## EXCERPTED DATA:
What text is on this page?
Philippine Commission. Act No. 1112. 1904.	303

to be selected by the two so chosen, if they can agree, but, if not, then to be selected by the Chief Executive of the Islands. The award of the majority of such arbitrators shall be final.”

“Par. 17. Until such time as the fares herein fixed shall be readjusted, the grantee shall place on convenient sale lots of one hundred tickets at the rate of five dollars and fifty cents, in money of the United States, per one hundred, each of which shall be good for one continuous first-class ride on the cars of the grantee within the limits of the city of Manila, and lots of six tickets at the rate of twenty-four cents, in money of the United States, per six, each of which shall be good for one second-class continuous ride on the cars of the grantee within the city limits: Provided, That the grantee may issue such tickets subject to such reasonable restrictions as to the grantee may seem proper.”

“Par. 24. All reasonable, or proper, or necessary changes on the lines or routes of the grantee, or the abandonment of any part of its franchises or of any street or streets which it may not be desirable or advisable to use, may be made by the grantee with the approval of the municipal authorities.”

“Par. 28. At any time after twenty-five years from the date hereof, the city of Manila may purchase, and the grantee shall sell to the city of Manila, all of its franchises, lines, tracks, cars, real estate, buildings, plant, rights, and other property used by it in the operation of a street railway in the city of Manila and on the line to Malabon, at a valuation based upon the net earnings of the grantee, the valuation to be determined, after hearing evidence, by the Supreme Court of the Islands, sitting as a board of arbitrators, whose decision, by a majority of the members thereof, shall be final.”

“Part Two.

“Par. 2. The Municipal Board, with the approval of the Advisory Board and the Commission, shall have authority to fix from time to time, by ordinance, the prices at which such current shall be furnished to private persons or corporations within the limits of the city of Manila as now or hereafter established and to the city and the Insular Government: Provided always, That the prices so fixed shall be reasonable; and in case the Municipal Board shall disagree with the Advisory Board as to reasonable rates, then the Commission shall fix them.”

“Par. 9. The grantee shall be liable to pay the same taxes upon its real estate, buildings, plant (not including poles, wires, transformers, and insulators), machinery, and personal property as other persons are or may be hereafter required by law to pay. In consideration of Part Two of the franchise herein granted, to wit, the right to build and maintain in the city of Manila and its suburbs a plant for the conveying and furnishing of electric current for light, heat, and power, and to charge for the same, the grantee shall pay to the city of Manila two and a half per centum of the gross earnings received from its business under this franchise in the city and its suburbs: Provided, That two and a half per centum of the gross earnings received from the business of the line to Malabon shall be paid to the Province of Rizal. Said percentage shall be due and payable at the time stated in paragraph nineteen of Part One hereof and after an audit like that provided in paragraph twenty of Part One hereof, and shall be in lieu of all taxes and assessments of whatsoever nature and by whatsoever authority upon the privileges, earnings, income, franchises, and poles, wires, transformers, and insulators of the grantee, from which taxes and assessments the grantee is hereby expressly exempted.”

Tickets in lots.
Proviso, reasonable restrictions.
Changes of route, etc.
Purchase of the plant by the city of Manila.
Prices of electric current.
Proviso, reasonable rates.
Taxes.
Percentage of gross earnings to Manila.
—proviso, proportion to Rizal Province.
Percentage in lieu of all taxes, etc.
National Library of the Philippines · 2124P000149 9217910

## AIM OF THE EXERCISE:
Return all of the data word for word.

## THE RESPONSE:
What text is on this page?
Philippine Commission. Act No. 1112. 1904.	303

to be selected by the two so chosen, if they can agree, but, if not, then to be selected by the Chief Executive of the Islands. The award of the majority of such arbitrators shall be final.”

“Par. 17. Until such time as the fares herein fixed shall be readjusted, the grantee shall place on convenient sale lots of one hundred tickets at the rate of five dollars and fifty cents, in money of the United States, per one hundred, each of which shall be good for one continuous first-class ride on the cars of the grantee within the limits of the city of Manila, and lots of six tickets at the rate of twenty-four cents, in money of the United States, per six, each of which shall be good for one second-class continuous ride on the cars of the grantee within the city limits: Provided, That the grantee may issue such tickets subject to such reasonable restrictions as to the grantee may seem proper.”

“Par. 24. All reasonable, or proper, or necessary changes on the lines or routes of the grantee, or the abandonment of any part of its franchises or of any street or streets which it may not be desirable or advisable to use, may be made by the grantee with the approval of the municipal authorities.”

“Par. 28. At any time after twenty-five years from the date hereof, the city of Manila may purchase, and the grantee shall sell to the city of Manila, all of its franchises, lines, tracks, cars, real estate, buildings, plant, rights, and other property used by it in the operation of a street railway in the city of Manila and on the line to Malabon, at a valuation based upon the net earnings of the grantee, the valuation to be determined, after hearing evidence, by the Supreme Court of the Islands, sitting as a board of arbitrators, whose decision, by a majority of the members thereof, shall be final.”

“Part Two.

“Par. 2. The Municipal Board, with the approval of the Advisory Board and the Commission, shall have authority to fix from time to time, by ordinance, the prices at which such current shall be furnished to private persons or corporations within the limits of the city of Manila as now or hereafter established and to the city and the Insular Government: Provided always, That the prices so fixed shall be reasonable; and in case the Municipal Board shall disagree with the Advisory Board as to reasonable rates, then the Commission shall fix them.”

“Par. 9. The grantee shall be liable to pay the same taxes upon its real estate, buildings, plant (not including poles, wires, transformers, and insulators), machinery, and personal property as other persons are or may be hereafter required by law to pay. In consideration of Part Two of the franchise herein granted, to wit, the right to build and maintain in the city of Manila and its suburbs a plant for the conveying and furnishing of electric current for light, heat, and power, and to charge for the same, the grantee shall pay to the city of Manila two and a half per centum of the gross earnings received from its business under this franchise in the city and its suburbs: Provided, That two and a half per centum of the gross earnings received from the business of the line to Malabon shall be paid to the Province of Rizal. Said percentage shall be due and payable at the time stated in paragraph nineteen of Part One hereof and after an audit like that provided in paragraph twenty of Part One hereof, and shall be in lieu of all taxes and assessments of whatsoever nature and by whatsoever authority upon the privileges, earnings, income, franchises, and poles, wires, transformers, and insulators of the grantee, from which taxes and assessments the grantee is hereby expressly exempted.”

Tickets in lots.
Proviso, reasonable restrictions.
Changes of route, etc.
Purchase of the plant by the city of Manila.
Prices of electric current.
Proviso, reasonable rates.
Taxes.
Percentage of gross earnings to Manila.
—proviso, proportion to Rizal Province.
Percentage in lieu of all taxes, etc.
National Library of the Philippines · 2124P000149 9217910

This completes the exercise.